● EXERCISES TO COMPLETE:
A. In the passage on Emilie Watts McVea, condense the paragraph beginning "Emilie Watts McVea was one of four daughters" into a short bulleted list that keeps its main facts.
B. In the passage on Emilie Watts McVea, reproduce the text starting at "Emilie Watts McVea was a" and ending at "of child labor.", substituting "teacher" for "educator".

Emilie Watts McVea was a highly respected educator and women’s rights advocate. She was a professor at universities and later president at Sweet Briar College from 1916 to 1925. She strongly believed in teaching and mentoring women and that there would be a time that demanded rigorous training of women. McVae also believed women should be able to attack the root causes of the social and economic problems of the world, and supported many important movements like the expansion of literacy and secondary education, and the regulation of child labor.

Emilie Watts McVea was one of four daughters born to Charles and Emilie Rose Watts McVea in 1867 in Clinton, Louisiana. Her father, Charles, was a judge and her mother took care of the family. When her father died when she was young, her mother moved her and her siblings to Raleigh, N.C. There, she lived with her aunt and her uncle. Her uncle was the president of St. Augustine’s College, so she grew up in an academic world. She graduated from St. Mary’s School, in 1884. She then attended George Washington University, where she earned her bachelor’s degree in 1902 and master’s degree in 1903. After graduating, she began her long career as an educator.

● SOURCE EXCERPT:
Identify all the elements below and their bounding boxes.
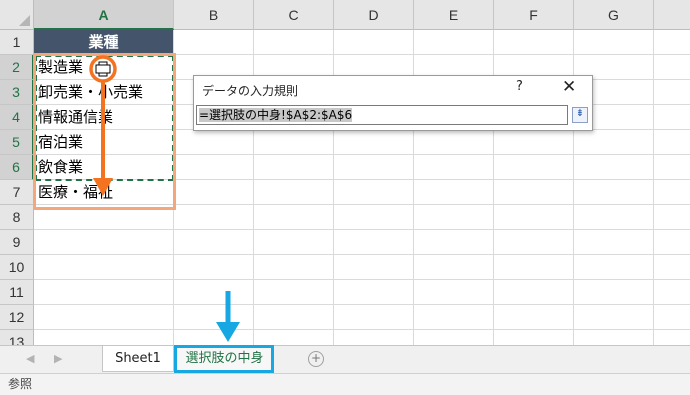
tab-pointer-annotation xyxy=(216,291,240,342)
status-bar: 参照 xyxy=(0,373,690,395)
cyan-arrow-head-icon xyxy=(216,322,240,342)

● TASK ANSWERS:
A.
- Born in 1867 in Clinton, Louisiana, one of four daughters of Charles and Emilie Rose Watts McVea; her father was a judge and her mother cared for the family.
- After her father's death, moved with her mother and siblings to Raleigh, N.C., where they lived with her aunt and uncle.
- Grew up in an academic world because her uncle was president of St. Augustine's College.
- Graduated from St. Mary's School in 1884, then earned a bachelor's degree (1902) and a master's degree (1903) at George Washington University.
- Began a long career as an educator after graduating.

B.
Emilie Watts McVea was a highly respected teacher and women’s rights advocate. She was a professor at universities and later president at Sweet Briar College from 1916 to 1925. She strongly believed in teaching and mentoring women and that there would be a time that demanded rigorous training of women. McVae also believed women should be able to attack the root causes of the social and economic problems of the world, and supported many important movements like the expansion of literacy and secondary education, and the regulation of child labor.